**TASK TO COMPLETE:**
Write out, precisely and in full, each line of the material.

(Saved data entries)
* Begin *
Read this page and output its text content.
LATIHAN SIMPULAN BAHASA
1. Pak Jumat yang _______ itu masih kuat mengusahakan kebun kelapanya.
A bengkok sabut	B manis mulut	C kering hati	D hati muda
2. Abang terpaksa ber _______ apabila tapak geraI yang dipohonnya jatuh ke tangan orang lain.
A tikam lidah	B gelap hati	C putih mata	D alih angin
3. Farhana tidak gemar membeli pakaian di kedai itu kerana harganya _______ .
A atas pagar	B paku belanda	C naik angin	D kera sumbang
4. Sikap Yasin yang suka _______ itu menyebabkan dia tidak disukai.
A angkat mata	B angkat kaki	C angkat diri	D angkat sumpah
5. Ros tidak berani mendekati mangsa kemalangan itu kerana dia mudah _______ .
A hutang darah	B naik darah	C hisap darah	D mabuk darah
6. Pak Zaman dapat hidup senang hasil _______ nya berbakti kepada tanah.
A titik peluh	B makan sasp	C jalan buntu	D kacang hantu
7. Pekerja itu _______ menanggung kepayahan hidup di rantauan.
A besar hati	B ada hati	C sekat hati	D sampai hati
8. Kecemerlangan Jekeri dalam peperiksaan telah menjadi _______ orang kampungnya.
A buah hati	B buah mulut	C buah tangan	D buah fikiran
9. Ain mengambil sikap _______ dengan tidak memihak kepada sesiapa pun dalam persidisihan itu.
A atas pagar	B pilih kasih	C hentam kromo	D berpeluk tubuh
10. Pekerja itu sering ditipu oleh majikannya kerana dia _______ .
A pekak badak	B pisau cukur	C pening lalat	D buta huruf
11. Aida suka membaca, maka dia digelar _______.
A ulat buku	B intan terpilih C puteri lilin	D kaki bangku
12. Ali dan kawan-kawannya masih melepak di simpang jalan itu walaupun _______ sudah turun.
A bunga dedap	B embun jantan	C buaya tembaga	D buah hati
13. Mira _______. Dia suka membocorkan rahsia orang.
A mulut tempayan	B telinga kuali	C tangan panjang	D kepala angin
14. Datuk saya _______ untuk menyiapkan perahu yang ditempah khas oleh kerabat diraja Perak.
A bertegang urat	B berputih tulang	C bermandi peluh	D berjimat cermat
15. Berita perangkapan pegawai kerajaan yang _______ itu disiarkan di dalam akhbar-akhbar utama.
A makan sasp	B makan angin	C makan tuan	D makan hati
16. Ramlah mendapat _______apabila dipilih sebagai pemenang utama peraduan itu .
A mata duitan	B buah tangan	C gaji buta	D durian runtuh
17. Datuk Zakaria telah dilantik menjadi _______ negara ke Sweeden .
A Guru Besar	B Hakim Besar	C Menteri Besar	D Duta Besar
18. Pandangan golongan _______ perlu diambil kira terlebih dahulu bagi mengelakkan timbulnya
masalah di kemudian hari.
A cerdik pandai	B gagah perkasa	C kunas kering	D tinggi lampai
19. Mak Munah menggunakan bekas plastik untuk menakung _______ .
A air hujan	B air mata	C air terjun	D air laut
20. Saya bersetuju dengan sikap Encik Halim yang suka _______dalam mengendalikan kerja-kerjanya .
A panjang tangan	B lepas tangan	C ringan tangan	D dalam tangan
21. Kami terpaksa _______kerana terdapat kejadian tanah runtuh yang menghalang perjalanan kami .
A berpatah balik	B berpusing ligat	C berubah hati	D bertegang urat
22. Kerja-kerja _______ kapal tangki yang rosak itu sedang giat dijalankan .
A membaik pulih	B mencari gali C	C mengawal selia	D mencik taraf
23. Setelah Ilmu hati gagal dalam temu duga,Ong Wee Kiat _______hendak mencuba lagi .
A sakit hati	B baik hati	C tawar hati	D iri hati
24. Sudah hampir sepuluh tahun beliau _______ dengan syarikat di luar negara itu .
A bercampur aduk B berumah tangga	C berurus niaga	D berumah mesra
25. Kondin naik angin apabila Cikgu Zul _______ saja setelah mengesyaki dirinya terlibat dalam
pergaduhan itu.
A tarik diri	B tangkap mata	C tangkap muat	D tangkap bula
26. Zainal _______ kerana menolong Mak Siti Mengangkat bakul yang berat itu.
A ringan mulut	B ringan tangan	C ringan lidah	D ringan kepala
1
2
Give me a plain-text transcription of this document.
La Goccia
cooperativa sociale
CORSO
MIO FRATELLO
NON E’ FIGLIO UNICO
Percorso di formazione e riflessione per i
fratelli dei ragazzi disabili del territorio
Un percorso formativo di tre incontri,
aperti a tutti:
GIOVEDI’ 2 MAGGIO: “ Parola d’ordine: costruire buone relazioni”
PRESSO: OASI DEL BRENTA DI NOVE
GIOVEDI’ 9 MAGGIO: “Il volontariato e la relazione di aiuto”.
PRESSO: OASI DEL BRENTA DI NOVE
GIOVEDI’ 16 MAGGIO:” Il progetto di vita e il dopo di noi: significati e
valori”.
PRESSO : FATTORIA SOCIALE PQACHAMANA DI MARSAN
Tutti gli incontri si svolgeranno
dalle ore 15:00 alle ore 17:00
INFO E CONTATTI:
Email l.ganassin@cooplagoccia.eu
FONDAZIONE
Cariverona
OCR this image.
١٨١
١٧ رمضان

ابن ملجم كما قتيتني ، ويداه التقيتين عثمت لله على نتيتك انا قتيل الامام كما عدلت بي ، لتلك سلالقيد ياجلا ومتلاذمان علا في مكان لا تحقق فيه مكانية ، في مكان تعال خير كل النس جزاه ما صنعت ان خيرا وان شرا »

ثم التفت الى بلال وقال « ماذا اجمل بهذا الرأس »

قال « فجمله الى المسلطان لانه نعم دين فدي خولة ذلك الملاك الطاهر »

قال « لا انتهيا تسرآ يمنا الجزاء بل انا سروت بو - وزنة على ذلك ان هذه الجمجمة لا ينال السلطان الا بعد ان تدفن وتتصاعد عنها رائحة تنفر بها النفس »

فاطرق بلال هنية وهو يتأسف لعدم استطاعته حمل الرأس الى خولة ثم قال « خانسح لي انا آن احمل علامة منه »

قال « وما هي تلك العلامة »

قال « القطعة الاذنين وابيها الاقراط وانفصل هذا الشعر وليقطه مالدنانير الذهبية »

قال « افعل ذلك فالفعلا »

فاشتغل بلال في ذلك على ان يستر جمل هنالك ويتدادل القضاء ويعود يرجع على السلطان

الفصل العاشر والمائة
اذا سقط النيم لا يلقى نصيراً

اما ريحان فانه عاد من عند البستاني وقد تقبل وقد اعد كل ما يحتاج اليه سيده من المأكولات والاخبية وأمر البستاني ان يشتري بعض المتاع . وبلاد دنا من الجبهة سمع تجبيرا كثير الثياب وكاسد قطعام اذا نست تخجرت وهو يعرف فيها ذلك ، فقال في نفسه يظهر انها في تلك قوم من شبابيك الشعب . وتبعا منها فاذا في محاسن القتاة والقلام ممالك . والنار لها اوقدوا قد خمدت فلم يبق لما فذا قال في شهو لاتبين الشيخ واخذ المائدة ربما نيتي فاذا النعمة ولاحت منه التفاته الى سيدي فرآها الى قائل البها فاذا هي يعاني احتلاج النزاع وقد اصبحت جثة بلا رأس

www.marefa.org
* End *
**TASK OUTPUT:**
Read this page and output its text content.
LATIHAN SIMPULAN BAHASA
1. Pak Jumat yang _______ itu masih kuat mengusahakan kebun kelapanya.
A bengkok sabut	B manis mulut	C kering hati	D hati muda
2. Abang terpaksa ber _______ apabila tapak geraI yang dipohonnya jatuh ke tangan orang lain.
A tikam lidah	B gelap hati	C putih mata	D alih angin
3. Farhana tidak gemar membeli pakaian di kedai itu kerana harganya _______ .
A atas pagar	B paku belanda	C naik angin	D kera sumbang
4. Sikap Yasin yang suka _______ itu menyebabkan dia tidak disukai.
A angkat mata	B angkat kaki	C angkat diri	D angkat sumpah
5. Ros tidak berani mendekati mangsa kemalangan itu kerana dia mudah _______ .
A hutang darah	B naik darah	C hisap darah	D mabuk darah
6. Pak Zaman dapat hidup senang hasil _______ nya berbakti kepada tanah.
A titik peluh	B makan sasp	C jalan buntu	D kacang hantu
7. Pekerja itu _______ menanggung kepayahan hidup di rantauan.
A besar hati	B ada hati	C sekat hati	D sampai hati
8. Kecemerlangan Jekeri dalam peperiksaan telah menjadi _______ orang kampungnya.
A buah hati	B buah mulut	C buah tangan	D buah fikiran
9. Ain mengambil sikap _______ dengan tidak memihak kepada sesiapa pun dalam persidisihan itu.
A atas pagar	B pilih kasih	C hentam kromo	D berpeluk tubuh
10. Pekerja itu sering ditipu oleh majikannya kerana dia _______ .
A pekak badak	B pisau cukur	C pening lalat	D buta huruf
11. Aida suka membaca, maka dia digelar _______.
A ulat buku	B intan terpilih C puteri lilin	D kaki bangku
12. Ali dan kawan-kawannya masih melepak di simpang jalan itu walaupun _______ sudah turun.
A bunga dedap	B embun jantan	C buaya tembaga	D buah hati
13. Mira _______. Dia suka membocorkan rahsia orang.
A mulut tempayan	B telinga kuali	C tangan panjang	D kepala angin
14. Datuk saya _______ untuk menyiapkan perahu yang ditempah khas oleh kerabat diraja Perak.
A bertegang urat	B berputih tulang	C bermandi peluh	D berjimat cermat
15. Berita perangkapan pegawai kerajaan yang _______ itu disiarkan di dalam akhbar-akhbar utama.
A makan sasp	B makan angin	C makan tuan	D makan hati
16. Ramlah mendapat _______apabila dipilih sebagai pemenang utama peraduan itu .
A mata duitan	B buah tangan	C gaji buta	D durian runtuh
17. Datuk Zakaria telah dilantik menjadi _______ negara ke Sweeden .
A Guru Besar	B Hakim Besar	C Menteri Besar	D Duta Besar
18. Pandangan golongan _______ perlu diambil kira terlebih dahulu bagi mengelakkan timbulnya
masalah di kemudian hari.
A cerdik pandai	B gagah perkasa	C kunas kering	D tinggi lampai
19. Mak Munah menggunakan bekas plastik untuk menakung _______ .
A air hujan	B air mata	C air terjun	D air laut
20. Saya bersetuju dengan sikap Encik Halim yang suka _______dalam mengendalikan kerja-kerjanya .
A panjang tangan	B lepas tangan	C ringan tangan	D dalam tangan
21. Kami terpaksa _______kerana terdapat kejadian tanah runtuh yang menghalang perjalanan kami .
A berpatah balik	B berpusing ligat	C berubah hati	D bertegang urat
22. Kerja-kerja _______ kapal tangki yang rosak itu sedang giat dijalankan .
A membaik pulih	B mencari gali C	C mengawal selia	D mencik taraf
23. Setelah Ilmu hati gagal dalam temu duga,Ong Wee Kiat _______hendak mencuba lagi .
A sakit hati	B baik hati	C tawar hati	D iri hati
24. Sudah hampir sepuluh tahun beliau _______ dengan syarikat di luar negara itu .
A bercampur aduk B berumah tangga	C berurus niaga	D berumah mesra
25. Kondin naik angin apabila Cikgu Zul _______ saja setelah mengesyaki dirinya terlibat dalam
pergaduhan itu.
A tarik diri	B tangkap mata	C tangkap muat	D tangkap bula
26. Zainal _______ kerana menolong Mak Siti Mengangkat bakul yang berat itu.
A ringan mulut	B ringan tangan	C ringan lidah	D ringan kepala
1
2
Give me a plain-text transcription of this document.
La Goccia
cooperativa sociale
CORSO
MIO FRATELLO
NON E’ FIGLIO UNICO
Percorso di formazione e riflessione per i
fratelli dei ragazzi disabili del territorio
Un percorso formativo di tre incontri,
aperti a tutti:
GIOVEDI’ 2 MAGGIO: “ Parola d’ordine: costruire buone relazioni”
PRESSO: OASI DEL BRENTA DI NOVE
GIOVEDI’ 9 MAGGIO: “Il volontariato e la relazione di aiuto”.
PRESSO: OASI DEL BRENTA DI NOVE
GIOVEDI’ 16 MAGGIO:” Il progetto di vita e il dopo di noi: significati e
valori”.
PRESSO : FATTORIA SOCIALE PQACHAMANA DI MARSAN
Tutti gli incontri si svolgeranno
dalle ore 15:00 alle ore 17:00
INFO E CONTATTI:
Email l.ganassin@cooplagoccia.eu
FONDAZIONE
Cariverona
OCR this image.
١٨١
١٧ رمضان

ابن ملجم كما قتيتني ، ويداه التقيتين عثمت لله على نتيتك انا قتيل الامام كما عدلت بي ، لتلك سلالقيد ياجلا ومتلاذمان علا في مكان لا تحقق فيه مكانية ، في مكان تعال خير كل النس جزاه ما صنعت ان خيرا وان شرا »

ثم التفت الى بلال وقال « ماذا اجمل بهذا الرأس »

قال « فجمله الى المسلطان لانه نعم دين فدي خولة ذلك الملاك الطاهر »

قال « لا انتهيا تسرآ يمنا الجزاء بل انا سروت بو - وزنة على ذلك ان هذه الجمجمة لا ينال السلطان الا بعد ان تدفن وتتصاعد عنها رائحة تنفر بها النفس »

فاطرق بلال هنية وهو يتأسف لعدم استطاعته حمل الرأس الى خولة ثم قال « خانسح لي انا آن احمل علامة منه »

قال « وما هي تلك العلامة »

قال « القطعة الاذنين وابيها الاقراط وانفصل هذا الشعر وليقطه مالدنانير الذهبية »

قال « افعل ذلك فالفعلا »

فاشتغل بلال في ذلك على ان يستر جمل هنالك ويتدادل القضاء ويعود يرجع على السلطان

الفصل العاشر والمائة
اذا سقط النيم لا يلقى نصيراً

اما ريحان فانه عاد من عند البستاني وقد تقبل وقد اعد كل ما يحتاج اليه سيده من المأكولات والاخبية وأمر البستاني ان يشتري بعض المتاع . وبلاد دنا من الجبهة سمع تجبيرا كثير الثياب وكاسد قطعام اذا نست تخجرت وهو يعرف فيها ذلك ، فقال في نفسه يظهر انها في تلك قوم من شبابيك الشعب . وتبعا منها فاذا في محاسن القتاة والقلام ممالك . والنار لها اوقدوا قد خمدت فلم يبق لما فذا قال في شهو لاتبين الشيخ واخذ المائدة ربما نيتي فاذا النعمة ولاحت منه التفاته الى سيدي فرآها الى قائل البها فاذا هي يعاني احتلاج النزاع وقد اصبحت جثة بلا رأس

www.marefa.org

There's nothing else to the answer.